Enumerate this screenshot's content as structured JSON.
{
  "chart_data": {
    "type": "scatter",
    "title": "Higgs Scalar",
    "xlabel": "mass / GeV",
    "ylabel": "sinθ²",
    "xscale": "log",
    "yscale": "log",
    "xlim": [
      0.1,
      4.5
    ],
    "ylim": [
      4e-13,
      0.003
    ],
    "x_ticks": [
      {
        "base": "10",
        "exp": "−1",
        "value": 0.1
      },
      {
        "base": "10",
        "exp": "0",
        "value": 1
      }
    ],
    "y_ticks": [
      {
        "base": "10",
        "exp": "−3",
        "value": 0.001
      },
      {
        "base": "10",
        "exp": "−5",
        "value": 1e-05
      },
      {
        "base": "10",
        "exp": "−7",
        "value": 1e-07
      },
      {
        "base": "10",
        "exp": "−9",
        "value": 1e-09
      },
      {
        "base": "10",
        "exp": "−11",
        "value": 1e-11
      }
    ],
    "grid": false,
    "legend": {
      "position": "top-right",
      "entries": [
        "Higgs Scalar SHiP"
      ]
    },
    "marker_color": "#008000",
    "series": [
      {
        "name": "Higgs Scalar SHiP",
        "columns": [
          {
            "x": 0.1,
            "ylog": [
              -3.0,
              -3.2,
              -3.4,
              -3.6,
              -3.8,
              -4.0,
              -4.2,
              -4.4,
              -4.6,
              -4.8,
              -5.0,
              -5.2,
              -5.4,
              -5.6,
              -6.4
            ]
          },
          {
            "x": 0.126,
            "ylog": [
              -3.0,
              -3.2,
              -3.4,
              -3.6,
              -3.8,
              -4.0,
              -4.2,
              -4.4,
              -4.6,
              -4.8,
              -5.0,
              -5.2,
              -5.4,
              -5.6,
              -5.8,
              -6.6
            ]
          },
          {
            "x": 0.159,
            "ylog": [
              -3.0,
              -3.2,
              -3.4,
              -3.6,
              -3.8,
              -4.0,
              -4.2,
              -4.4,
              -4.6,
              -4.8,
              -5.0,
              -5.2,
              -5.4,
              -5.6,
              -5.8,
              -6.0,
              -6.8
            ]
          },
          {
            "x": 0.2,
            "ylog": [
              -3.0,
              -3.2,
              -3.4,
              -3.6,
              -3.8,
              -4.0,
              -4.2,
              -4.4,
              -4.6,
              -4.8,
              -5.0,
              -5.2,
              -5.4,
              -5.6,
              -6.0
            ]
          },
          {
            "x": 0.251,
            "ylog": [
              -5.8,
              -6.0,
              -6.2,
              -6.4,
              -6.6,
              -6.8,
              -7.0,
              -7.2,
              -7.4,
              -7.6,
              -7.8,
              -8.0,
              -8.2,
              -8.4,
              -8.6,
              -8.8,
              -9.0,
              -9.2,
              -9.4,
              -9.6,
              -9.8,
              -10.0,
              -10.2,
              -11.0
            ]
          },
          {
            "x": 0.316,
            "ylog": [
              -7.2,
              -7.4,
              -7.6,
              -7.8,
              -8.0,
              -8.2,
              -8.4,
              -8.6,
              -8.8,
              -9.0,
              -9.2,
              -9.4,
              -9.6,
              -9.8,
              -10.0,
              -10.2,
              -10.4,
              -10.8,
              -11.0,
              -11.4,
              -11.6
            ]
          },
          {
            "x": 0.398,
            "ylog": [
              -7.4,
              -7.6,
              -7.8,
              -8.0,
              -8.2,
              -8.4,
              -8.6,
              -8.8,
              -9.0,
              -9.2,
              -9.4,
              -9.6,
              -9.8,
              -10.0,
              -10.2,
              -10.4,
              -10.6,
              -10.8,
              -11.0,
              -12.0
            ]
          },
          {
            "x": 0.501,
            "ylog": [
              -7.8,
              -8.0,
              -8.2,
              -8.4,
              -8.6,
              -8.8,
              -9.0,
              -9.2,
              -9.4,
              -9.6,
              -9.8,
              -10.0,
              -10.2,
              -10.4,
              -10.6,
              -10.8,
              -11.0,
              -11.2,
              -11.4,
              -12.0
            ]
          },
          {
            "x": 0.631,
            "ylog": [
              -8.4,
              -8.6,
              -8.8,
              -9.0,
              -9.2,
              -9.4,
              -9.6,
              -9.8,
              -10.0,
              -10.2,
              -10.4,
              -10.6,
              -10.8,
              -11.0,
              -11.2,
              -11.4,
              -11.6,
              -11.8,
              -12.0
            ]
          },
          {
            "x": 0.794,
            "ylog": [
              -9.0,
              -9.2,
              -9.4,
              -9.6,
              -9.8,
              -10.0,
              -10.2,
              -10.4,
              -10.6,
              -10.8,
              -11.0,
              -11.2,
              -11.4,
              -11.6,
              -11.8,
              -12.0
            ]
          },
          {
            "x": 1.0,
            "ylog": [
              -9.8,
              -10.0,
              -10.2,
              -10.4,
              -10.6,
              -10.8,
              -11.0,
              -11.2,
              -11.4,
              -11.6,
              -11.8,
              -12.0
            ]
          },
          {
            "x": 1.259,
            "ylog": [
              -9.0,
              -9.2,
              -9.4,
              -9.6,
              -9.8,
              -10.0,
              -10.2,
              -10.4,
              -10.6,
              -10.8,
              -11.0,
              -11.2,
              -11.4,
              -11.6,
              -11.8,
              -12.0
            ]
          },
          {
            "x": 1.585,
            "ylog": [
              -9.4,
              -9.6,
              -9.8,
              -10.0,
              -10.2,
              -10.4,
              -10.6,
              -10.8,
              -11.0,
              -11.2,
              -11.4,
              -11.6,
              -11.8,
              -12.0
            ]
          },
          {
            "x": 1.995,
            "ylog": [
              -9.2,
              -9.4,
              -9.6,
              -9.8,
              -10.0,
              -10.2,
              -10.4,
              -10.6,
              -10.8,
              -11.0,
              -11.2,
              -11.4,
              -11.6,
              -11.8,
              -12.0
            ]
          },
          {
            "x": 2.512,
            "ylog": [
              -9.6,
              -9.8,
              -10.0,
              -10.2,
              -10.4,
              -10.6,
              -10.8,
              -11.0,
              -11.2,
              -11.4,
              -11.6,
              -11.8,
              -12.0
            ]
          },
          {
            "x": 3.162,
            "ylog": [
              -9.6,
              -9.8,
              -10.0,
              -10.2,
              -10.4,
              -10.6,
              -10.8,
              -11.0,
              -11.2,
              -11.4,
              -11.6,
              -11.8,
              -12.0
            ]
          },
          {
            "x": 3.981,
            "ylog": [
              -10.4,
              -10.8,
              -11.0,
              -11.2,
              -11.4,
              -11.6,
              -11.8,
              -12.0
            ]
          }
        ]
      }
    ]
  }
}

▸ Given task:
Would you write down every record again, exactly?

▸ Reply to the exercise:
Enumerate this screenshot's content as structured JSON.
{
  "chart_data": {
    "type": "scatter",
    "title": "Higgs Scalar",
    "xlabel": "mass / GeV",
    "ylabel": "sinθ²",
    "xscale": "log",
    "yscale": "log",
    "xlim": [
      0.1,
      4.5
    ],
    "ylim": [
      4e-13,
      0.003
    ],
    "x_ticks": [
      {
        "base": "10",
        "exp": "−1",
        "value": 0.1
      },
      {
        "base": "10",
        "exp": "0",
        "value": 1
      }
    ],
    "y_ticks": [
      {
        "base": "10",
        "exp": "−3",
        "value": 0.001
      },
      {
        "base": "10",
        "exp": "−5",
        "value": 1e-05
      },
      {
        "base": "10",
        "exp": "−7",
        "value": 1e-07
      },
      {
        "base": "10",
        "exp": "−9",
        "value": 1e-09
      },
      {
        "base": "10",
        "exp": "−11",
        "value": 1e-11
      }
    ],
    "grid": false,
    "legend": {
      "position": "top-right",
      "entries": [
        "Higgs Scalar SHiP"
      ]
    },
    "marker_color": "#008000",
    "series": [
      {
        "name": "Higgs Scalar SHiP",
        "columns": [
          {
            "x": 0.1,
            "ylog": [
              -3.0,
              -3.2,
              -3.4,
              -3.6,
              -3.8,
              -4.0,
              -4.2,
              -4.4,
              -4.6,
              -4.8,
              -5.0,
              -5.2,
              -5.4,
              -5.6,
              -6.4
            ]
          },
          {
            "x": 0.126,
            "ylog": [
              -3.0,
              -3.2,
              -3.4,
              -3.6,
              -3.8,
              -4.0,
              -4.2,
              -4.4,
              -4.6,
              -4.8,
              -5.0,
              -5.2,
              -5.4,
              -5.6,
              -5.8,
              -6.6
            ]
          },
          {
            "x": 0.159,
            "ylog": [
              -3.0,
              -3.2,
              -3.4,
              -3.6,
              -3.8,
              -4.0,
              -4.2,
              -4.4,
              -4.6,
              -4.8,
              -5.0,
              -5.2,
              -5.4,
              -5.6,
              -5.8,
              -6.0,
              -6.8
            ]
          },
          {
            "x": 0.2,
            "ylog": [
              -3.0,
              -3.2,
              -3.4,
              -3.6,
              -3.8,
              -4.0,
              -4.2,
              -4.4,
              -4.6,
              -4.8,
              -5.0,
              -5.2,
              -5.4,
              -5.6,
              -6.0
            ]
          },
          {
            "x": 0.251,
            "ylog": [
              -5.8,
              -6.0,
              -6.2,
              -6.4,
              -6.6,
              -6.8,
              -7.0,
              -7.2,
              -7.4,
              -7.6,
              -7.8,
              -8.0,
              -8.2,
              -8.4,
              -8.6,
              -8.8,
              -9.0,
              -9.2,
              -9.4,
              -9.6,
              -9.8,
              -10.0,
              -10.2,
              -11.0
            ]
          },
          {
            "x": 0.316,
            "ylog": [
              -7.2,
              -7.4,
              -7.6,
              -7.8,
              -8.0,
              -8.2,
              -8.4,
              -8.6,
              -8.8,
              -9.0,
              -9.2,
              -9.4,
              -9.6,
              -9.8,
              -10.0,
              -10.2,
              -10.4,
              -10.8,
              -11.0,
              -11.4,
              -11.6
            ]
          },
          {
            "x": 0.398,
            "ylog": [
              -7.4,
              -7.6,
              -7.8,
              -8.0,
              -8.2,
              -8.4,
              -8.6,
              -8.8,
              -9.0,
              -9.2,
              -9.4,
              -9.6,
              -9.8,
              -10.0,
              -10.2,
              -10.4,
              -10.6,
              -10.8,
              -11.0,
              -12.0
            ]
          },
          {
            "x": 0.501,
            "ylog": [
              -7.8,
              -8.0,
              -8.2,
              -8.4,
              -8.6,
              -8.8,
              -9.0,
              -9.2,
              -9.4,
              -9.6,
              -9.8,
              -10.0,
              -10.2,
              -10.4,
              -10.6,
              -10.8,
              -11.0,
              -11.2,
              -11.4,
              -12.0
            ]
          },
          {
            "x": 0.631,
            "ylog": [
              -8.4,
              -8.6,
              -8.8,
              -9.0,
              -9.2,
              -9.4,
              -9.6,
              -9.8,
              -10.0,
              -10.2,
              -10.4,
              -10.6,
              -10.8,
              -11.0,
              -11.2,
              -11.4,
              -11.6,
              -11.8,
              -12.0
            ]
          },
          {
            "x": 0.794,
            "ylog": [
              -9.0,
              -9.2,
              -9.4,
              -9.6,
              -9.8,
              -10.0,
              -10.2,
              -10.4,
              -10.6,
              -10.8,
              -11.0,
              -11.2,
              -11.4,
              -11.6,
              -11.8,
              -12.0
            ]
          },
          {
            "x": 1.0,
            "ylog": [
              -9.8,
              -10.0,
              -10.2,
              -10.4,
              -10.6,
              -10.8,
              -11.0,
              -11.2,
              -11.4,
              -11.6,
              -11.8,
              -12.0
            ]
          },
          {
            "x": 1.259,
            "ylog": [
              -9.0,
              -9.2,
              -9.4,
              -9.6,
              -9.8,
              -10.0,
              -10.2,
              -10.4,
              -10.6,
              -10.8,
              -11.0,
              -11.2,
              -11.4,
              -11.6,
              -11.8,
              -12.0
            ]
          },
          {
            "x": 1.585,
            "ylog": [
              -9.4,
              -9.6,
              -9.8,
              -10.0,
              -10.2,
              -10.4,
              -10.6,
              -10.8,
              -11.0,
              -11.2,
              -11.4,
              -11.6,
              -11.8,
              -12.0
            ]
          },
          {
            "x": 1.995,
            "ylog": [
              -9.2,
              -9.4,
              -9.6,
              -9.8,
              -10.0,
              -10.2,
              -10.4,
              -10.6,
              -10.8,
              -11.0,
              -11.2,
              -11.4,
              -11.6,
              -11.8,
              -12.0
            ]
          },
          {
            "x": 2.512,
            "ylog": [
              -9.6,
              -9.8,
              -10.0,
              -10.2,
              -10.4,
              -10.6,
              -10.8,
              -11.0,
              -11.2,
              -11.4,
              -11.6,
              -11.8,
              -12.0
            ]
          },
          {
            "x": 3.162,
            "ylog": [
              -9.6,
              -9.8,
              -10.0,
              -10.2,
              -10.4,
              -10.6,
              -10.8,
              -11.0,
              -11.2,
              -11.4,
              -11.6,
              -11.8,
              -12.0
            ]
          },
          {
            "x": 3.981,
            "ylog": [
              -10.4,
              -10.8,
              -11.0,
              -11.2,
              -11.4,
              -11.6,
              -11.8,
              -12.0
            ]
          }
        ]
      }
    ]
  }
}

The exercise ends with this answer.